→ **WRITTEN TASK**
Copy every line, leaving nothing out and adding nothing.

[Start TASK INPUTS]

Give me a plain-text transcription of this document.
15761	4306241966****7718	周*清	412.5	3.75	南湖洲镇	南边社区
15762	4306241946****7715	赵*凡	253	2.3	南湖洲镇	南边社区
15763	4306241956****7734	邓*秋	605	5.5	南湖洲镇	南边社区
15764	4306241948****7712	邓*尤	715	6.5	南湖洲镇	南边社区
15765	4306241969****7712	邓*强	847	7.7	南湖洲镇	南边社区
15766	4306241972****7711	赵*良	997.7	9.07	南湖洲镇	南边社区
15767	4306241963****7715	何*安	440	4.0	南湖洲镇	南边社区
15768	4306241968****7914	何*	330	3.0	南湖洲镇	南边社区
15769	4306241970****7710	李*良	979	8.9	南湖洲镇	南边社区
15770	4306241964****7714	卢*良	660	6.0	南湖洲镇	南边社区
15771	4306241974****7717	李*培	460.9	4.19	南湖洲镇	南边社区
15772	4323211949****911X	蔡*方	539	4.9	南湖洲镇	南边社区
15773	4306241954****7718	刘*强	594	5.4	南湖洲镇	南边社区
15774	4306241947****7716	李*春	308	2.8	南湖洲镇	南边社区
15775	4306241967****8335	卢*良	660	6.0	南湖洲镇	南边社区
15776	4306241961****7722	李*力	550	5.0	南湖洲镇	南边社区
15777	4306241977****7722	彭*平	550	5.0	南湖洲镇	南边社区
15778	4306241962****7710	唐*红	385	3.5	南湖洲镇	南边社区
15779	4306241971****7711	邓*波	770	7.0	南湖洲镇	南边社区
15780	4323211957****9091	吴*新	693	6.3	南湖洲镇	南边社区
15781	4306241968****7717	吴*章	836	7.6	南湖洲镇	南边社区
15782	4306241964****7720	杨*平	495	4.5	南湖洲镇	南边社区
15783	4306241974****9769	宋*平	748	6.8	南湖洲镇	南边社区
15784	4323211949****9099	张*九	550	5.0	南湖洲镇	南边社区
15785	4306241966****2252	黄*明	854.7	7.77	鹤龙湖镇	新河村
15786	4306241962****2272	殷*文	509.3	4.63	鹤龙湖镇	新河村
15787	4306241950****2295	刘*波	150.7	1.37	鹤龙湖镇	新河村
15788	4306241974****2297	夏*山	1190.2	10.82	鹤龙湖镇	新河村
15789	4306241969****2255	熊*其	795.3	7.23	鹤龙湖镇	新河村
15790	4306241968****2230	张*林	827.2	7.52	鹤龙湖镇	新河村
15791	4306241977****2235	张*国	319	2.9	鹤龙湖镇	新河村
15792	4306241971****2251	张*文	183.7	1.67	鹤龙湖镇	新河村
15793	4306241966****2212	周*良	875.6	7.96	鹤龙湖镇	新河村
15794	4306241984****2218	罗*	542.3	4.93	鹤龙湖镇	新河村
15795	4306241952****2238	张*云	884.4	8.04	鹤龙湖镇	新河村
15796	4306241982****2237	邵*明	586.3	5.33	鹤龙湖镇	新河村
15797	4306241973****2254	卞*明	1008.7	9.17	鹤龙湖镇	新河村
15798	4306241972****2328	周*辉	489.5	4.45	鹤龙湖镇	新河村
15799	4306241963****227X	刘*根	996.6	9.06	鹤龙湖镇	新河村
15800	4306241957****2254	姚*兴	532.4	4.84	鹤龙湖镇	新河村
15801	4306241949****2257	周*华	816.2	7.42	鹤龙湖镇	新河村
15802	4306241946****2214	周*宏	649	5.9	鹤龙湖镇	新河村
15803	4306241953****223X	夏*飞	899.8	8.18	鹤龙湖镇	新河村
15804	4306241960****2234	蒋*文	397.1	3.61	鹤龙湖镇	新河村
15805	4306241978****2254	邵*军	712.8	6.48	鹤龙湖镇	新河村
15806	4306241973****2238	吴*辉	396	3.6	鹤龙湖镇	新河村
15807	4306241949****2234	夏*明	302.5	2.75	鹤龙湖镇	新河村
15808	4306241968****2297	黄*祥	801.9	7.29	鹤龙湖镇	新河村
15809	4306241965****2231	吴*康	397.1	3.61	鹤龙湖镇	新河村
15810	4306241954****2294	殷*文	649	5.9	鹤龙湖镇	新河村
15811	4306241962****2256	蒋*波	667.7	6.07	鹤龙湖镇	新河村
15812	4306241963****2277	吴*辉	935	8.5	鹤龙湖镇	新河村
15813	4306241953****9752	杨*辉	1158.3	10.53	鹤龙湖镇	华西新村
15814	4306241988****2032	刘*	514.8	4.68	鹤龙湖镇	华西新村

[End TASK INPUTS]

→ **CORRECT RESPONSE**
Give me a plain-text transcription of this document.
15761	4306241966****7718	周*清	412.5	3.75	南湖洲镇	南边社区
15762	4306241946****7715	赵*凡	253	2.3	南湖洲镇	南边社区
15763	4306241956****7734	邓*秋	605	5.5	南湖洲镇	南边社区
15764	4306241948****7712	邓*尤	715	6.5	南湖洲镇	南边社区
15765	4306241969****7712	邓*强	847	7.7	南湖洲镇	南边社区
15766	4306241972****7711	赵*良	997.7	9.07	南湖洲镇	南边社区
15767	4306241963****7715	何*安	440	4.0	南湖洲镇	南边社区
15768	4306241968****7914	何*	330	3.0	南湖洲镇	南边社区
15769	4306241970****7710	李*良	979	8.9	南湖洲镇	南边社区
15770	4306241964****7714	卢*良	660	6.0	南湖洲镇	南边社区
15771	4306241974****7717	李*培	460.9	4.19	南湖洲镇	南边社区
15772	4323211949****911X	蔡*方	539	4.9	南湖洲镇	南边社区
15773	4306241954****7718	刘*强	594	5.4	南湖洲镇	南边社区
15774	4306241947****7716	李*春	308	2.8	南湖洲镇	南边社区
15775	4306241967****8335	卢*良	660	6.0	南湖洲镇	南边社区
15776	4306241961****7722	李*力	550	5.0	南湖洲镇	南边社区
15777	4306241977****7722	彭*平	550	5.0	南湖洲镇	南边社区
15778	4306241962****7710	唐*红	385	3.5	南湖洲镇	南边社区
15779	4306241971****7711	邓*波	770	7.0	南湖洲镇	南边社区
15780	4323211957****9091	吴*新	693	6.3	南湖洲镇	南边社区
15781	4306241968****7717	吴*章	836	7.6	南湖洲镇	南边社区
15782	4306241964****7720	杨*平	495	4.5	南湖洲镇	南边社区
15783	4306241974****9769	宋*平	748	6.8	南湖洲镇	南边社区
15784	4323211949****9099	张*九	550	5.0	南湖洲镇	南边社区
15785	4306241966****2252	黄*明	854.7	7.77	鹤龙湖镇	新河村
15786	4306241962****2272	殷*文	509.3	4.63	鹤龙湖镇	新河村
15787	4306241950****2295	刘*波	150.7	1.37	鹤龙湖镇	新河村
15788	4306241974****2297	夏*山	1190.2	10.82	鹤龙湖镇	新河村
15789	4306241969****2255	熊*其	795.3	7.23	鹤龙湖镇	新河村
15790	4306241968****2230	张*林	827.2	7.52	鹤龙湖镇	新河村
15791	4306241977****2235	张*国	319	2.9	鹤龙湖镇	新河村
15792	4306241971****2251	张*文	183.7	1.67	鹤龙湖镇	新河村
15793	4306241966****2212	周*良	875.6	7.96	鹤龙湖镇	新河村
15794	4306241984****2218	罗*	542.3	4.93	鹤龙湖镇	新河村
15795	4306241952****2238	张*云	884.4	8.04	鹤龙湖镇	新河村
15796	4306241982****2237	邵*明	586.3	5.33	鹤龙湖镇	新河村
15797	4306241973****2254	卞*明	1008.7	9.17	鹤龙湖镇	新河村
15798	4306241972****2328	周*辉	489.5	4.45	鹤龙湖镇	新河村
15799	4306241963****227X	刘*根	996.6	9.06	鹤龙湖镇	新河村
15800	4306241957****2254	姚*兴	532.4	4.84	鹤龙湖镇	新河村
15801	4306241949****2257	周*华	816.2	7.42	鹤龙湖镇	新河村
15802	4306241946****2214	周*宏	649	5.9	鹤龙湖镇	新河村
15803	4306241953****223X	夏*飞	899.8	8.18	鹤龙湖镇	新河村
15804	4306241960****2234	蒋*文	397.1	3.61	鹤龙湖镇	新河村
15805	4306241978****2254	邵*军	712.8	6.48	鹤龙湖镇	新河村
15806	4306241973****2238	吴*辉	396	3.6	鹤龙湖镇	新河村
15807	4306241949****2234	夏*明	302.5	2.75	鹤龙湖镇	新河村
15808	4306241968****2297	黄*祥	801.9	7.29	鹤龙湖镇	新河村
15809	4306241965****2231	吴*康	397.1	3.61	鹤龙湖镇	新河村
15810	4306241954****2294	殷*文	649	5.9	鹤龙湖镇	新河村
15811	4306241962****2256	蒋*波	667.7	6.07	鹤龙湖镇	新河村
15812	4306241963****2277	吴*辉	935	8.5	鹤龙湖镇	新河村
15813	4306241953****9752	杨*辉	1158.3	10.53	鹤龙湖镇	华西新村
15814	4306241988****2032	刘*	514.8	4.68	鹤龙湖镇	华西新村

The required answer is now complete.